--- START OF ENTRIES PROVIDED ---

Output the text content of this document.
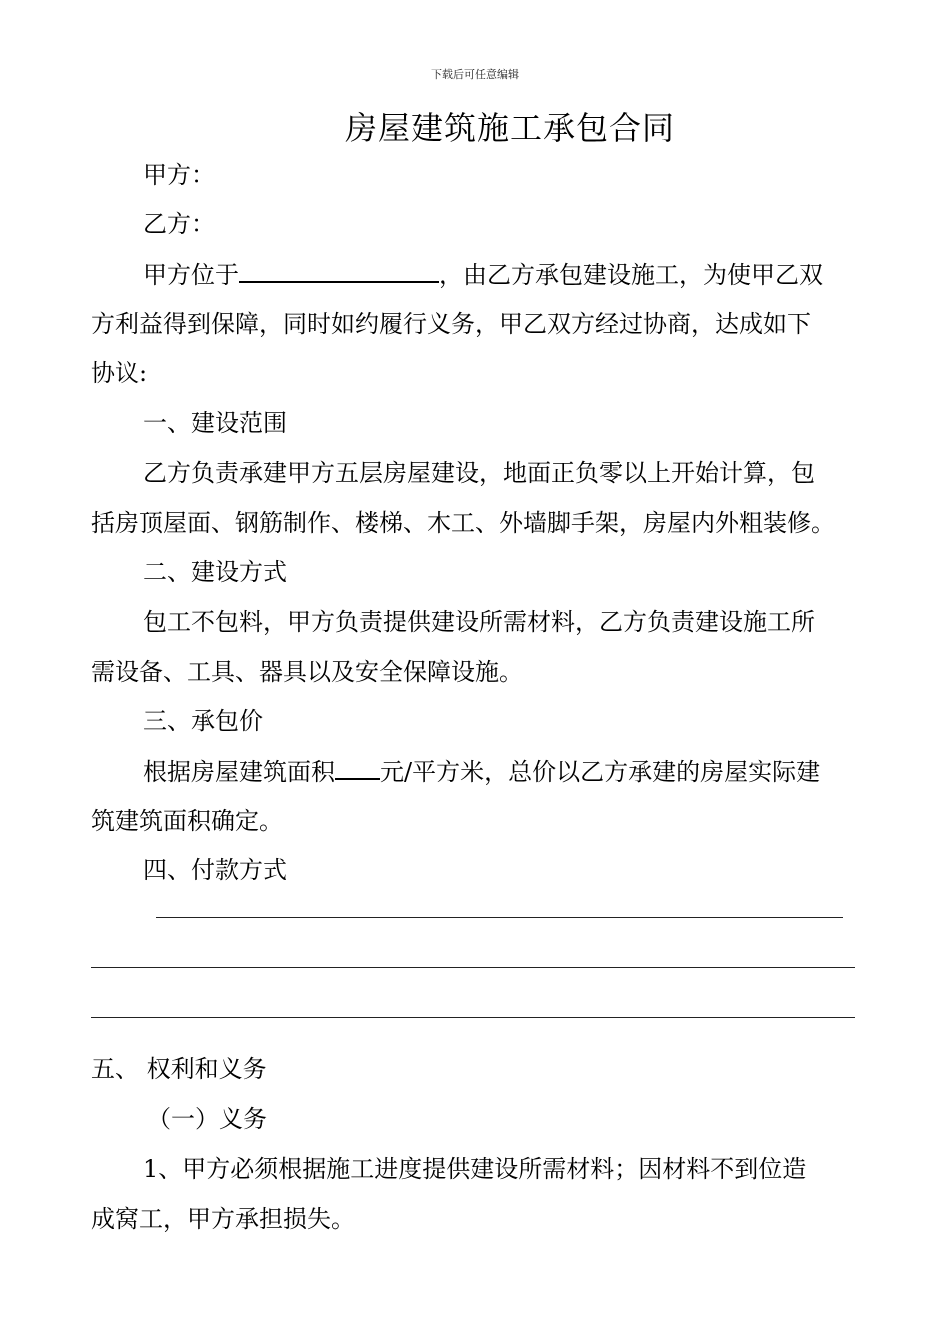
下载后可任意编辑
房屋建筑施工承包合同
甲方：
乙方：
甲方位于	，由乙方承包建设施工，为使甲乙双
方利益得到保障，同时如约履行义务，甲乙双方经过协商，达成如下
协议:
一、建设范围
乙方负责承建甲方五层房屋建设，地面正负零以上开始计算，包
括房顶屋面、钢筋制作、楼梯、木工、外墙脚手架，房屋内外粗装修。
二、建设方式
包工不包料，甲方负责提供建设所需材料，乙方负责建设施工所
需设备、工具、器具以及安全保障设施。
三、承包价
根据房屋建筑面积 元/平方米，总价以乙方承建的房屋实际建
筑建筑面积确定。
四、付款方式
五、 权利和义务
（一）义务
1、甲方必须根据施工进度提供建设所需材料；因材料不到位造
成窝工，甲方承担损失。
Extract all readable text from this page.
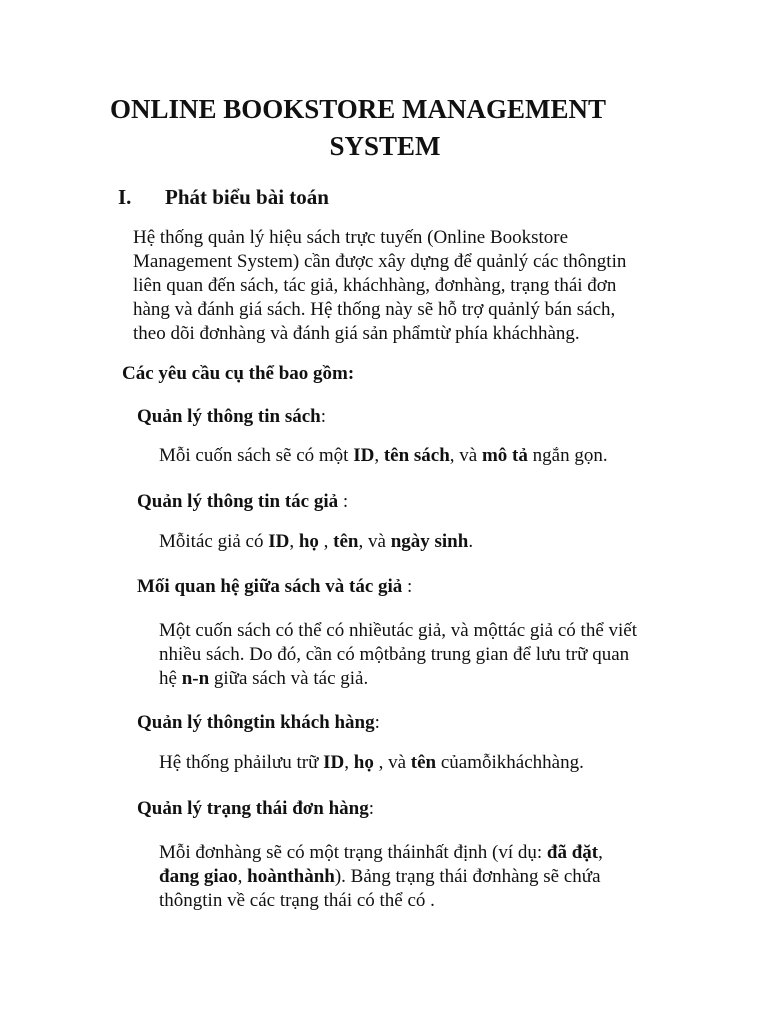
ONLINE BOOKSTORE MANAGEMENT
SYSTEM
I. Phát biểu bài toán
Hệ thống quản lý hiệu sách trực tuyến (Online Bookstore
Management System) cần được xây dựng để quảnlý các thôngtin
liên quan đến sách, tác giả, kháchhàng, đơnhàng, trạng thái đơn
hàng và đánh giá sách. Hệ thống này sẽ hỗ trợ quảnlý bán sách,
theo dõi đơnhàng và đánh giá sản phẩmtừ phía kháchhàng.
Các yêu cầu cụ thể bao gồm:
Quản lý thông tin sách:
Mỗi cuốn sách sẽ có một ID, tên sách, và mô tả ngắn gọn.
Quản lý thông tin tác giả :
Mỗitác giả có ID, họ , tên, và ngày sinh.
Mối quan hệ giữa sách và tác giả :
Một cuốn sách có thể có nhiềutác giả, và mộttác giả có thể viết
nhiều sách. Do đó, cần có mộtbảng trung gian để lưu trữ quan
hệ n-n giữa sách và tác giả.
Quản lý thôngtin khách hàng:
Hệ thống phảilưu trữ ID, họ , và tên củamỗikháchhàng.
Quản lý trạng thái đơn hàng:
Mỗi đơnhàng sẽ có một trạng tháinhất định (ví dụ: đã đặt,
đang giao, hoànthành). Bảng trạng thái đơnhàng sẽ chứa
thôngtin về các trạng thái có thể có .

--- END OF ENTRIES PROVIDED ---

WHAT IS NEEDED
Without the pictures, retype the whole of the material above exactly.

COMPLETED TASK
Output the text content of this document.
下载后可任意编辑
房屋建筑施工承包合同
甲方：
乙方：
甲方位于	，由乙方承包建设施工，为使甲乙双
方利益得到保障，同时如约履行义务，甲乙双方经过协商，达成如下
协议:
一、建设范围
乙方负责承建甲方五层房屋建设，地面正负零以上开始计算，包
括房顶屋面、钢筋制作、楼梯、木工、外墙脚手架，房屋内外粗装修。
二、建设方式
包工不包料，甲方负责提供建设所需材料，乙方负责建设施工所
需设备、工具、器具以及安全保障设施。
三、承包价
根据房屋建筑面积 元/平方米，总价以乙方承建的房屋实际建
筑建筑面积确定。
四、付款方式
五、 权利和义务
（一）义务
1、甲方必须根据施工进度提供建设所需材料；因材料不到位造
成窝工，甲方承担损失。
Extract all readable text from this page.
ONLINE BOOKSTORE MANAGEMENT
SYSTEM
I. Phát biểu bài toán
Hệ thống quản lý hiệu sách trực tuyến (Online Bookstore
Management System) cần được xây dựng để quảnlý các thôngtin
liên quan đến sách, tác giả, kháchhàng, đơnhàng, trạng thái đơn
hàng và đánh giá sách. Hệ thống này sẽ hỗ trợ quảnlý bán sách,
theo dõi đơnhàng và đánh giá sản phẩmtừ phía kháchhàng.
Các yêu cầu cụ thể bao gồm:
Quản lý thông tin sách:
Mỗi cuốn sách sẽ có một ID, tên sách, và mô tả ngắn gọn.
Quản lý thông tin tác giả :
Mỗitác giả có ID, họ , tên, và ngày sinh.
Mối quan hệ giữa sách và tác giả :
Một cuốn sách có thể có nhiềutác giả, và mộttác giả có thể viết
nhiều sách. Do đó, cần có mộtbảng trung gian để lưu trữ quan
hệ n-n giữa sách và tác giả.
Quản lý thôngtin khách hàng:
Hệ thống phảilưu trữ ID, họ , và tên củamỗikháchhàng.
Quản lý trạng thái đơn hàng:
Mỗi đơnhàng sẽ có một trạng tháinhất định (ví dụ: đã đặt,
đang giao, hoànthành). Bảng trạng thái đơnhàng sẽ chứa
thôngtin về các trạng thái có thể có .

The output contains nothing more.